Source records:
++++
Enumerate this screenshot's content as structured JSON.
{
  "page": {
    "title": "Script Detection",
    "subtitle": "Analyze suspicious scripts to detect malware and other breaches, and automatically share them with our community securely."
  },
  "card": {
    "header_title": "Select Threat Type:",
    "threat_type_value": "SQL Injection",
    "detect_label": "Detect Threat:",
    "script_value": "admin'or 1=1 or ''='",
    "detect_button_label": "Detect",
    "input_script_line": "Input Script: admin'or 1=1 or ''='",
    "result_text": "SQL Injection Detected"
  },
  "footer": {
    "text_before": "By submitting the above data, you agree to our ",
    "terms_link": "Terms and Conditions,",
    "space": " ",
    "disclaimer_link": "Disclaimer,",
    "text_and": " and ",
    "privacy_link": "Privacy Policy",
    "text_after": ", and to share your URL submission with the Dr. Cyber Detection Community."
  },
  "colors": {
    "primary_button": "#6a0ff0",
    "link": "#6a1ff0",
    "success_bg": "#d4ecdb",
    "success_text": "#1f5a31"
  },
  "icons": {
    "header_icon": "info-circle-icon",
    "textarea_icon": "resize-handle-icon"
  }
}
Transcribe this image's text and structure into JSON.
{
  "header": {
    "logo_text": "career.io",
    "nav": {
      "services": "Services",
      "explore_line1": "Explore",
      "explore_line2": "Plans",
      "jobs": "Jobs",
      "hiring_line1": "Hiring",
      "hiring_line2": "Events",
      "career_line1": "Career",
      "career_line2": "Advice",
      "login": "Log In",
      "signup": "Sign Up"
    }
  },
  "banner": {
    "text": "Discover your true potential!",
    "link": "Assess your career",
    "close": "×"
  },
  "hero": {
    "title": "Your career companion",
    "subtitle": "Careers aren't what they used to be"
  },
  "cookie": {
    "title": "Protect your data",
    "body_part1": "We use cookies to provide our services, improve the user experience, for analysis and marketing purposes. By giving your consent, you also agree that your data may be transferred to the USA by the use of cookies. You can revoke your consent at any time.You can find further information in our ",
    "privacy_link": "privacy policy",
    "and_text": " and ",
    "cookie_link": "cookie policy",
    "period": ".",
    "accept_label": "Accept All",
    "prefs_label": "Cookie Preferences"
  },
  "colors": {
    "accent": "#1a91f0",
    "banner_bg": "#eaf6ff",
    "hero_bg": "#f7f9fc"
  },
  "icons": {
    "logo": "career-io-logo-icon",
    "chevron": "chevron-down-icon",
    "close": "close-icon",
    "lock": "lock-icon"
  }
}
++++
PROBLEM TO WORK ON: Give only the number of lines in the material above that hold the word "agree".

SOLUTION FOR THIS EXERCISE: 2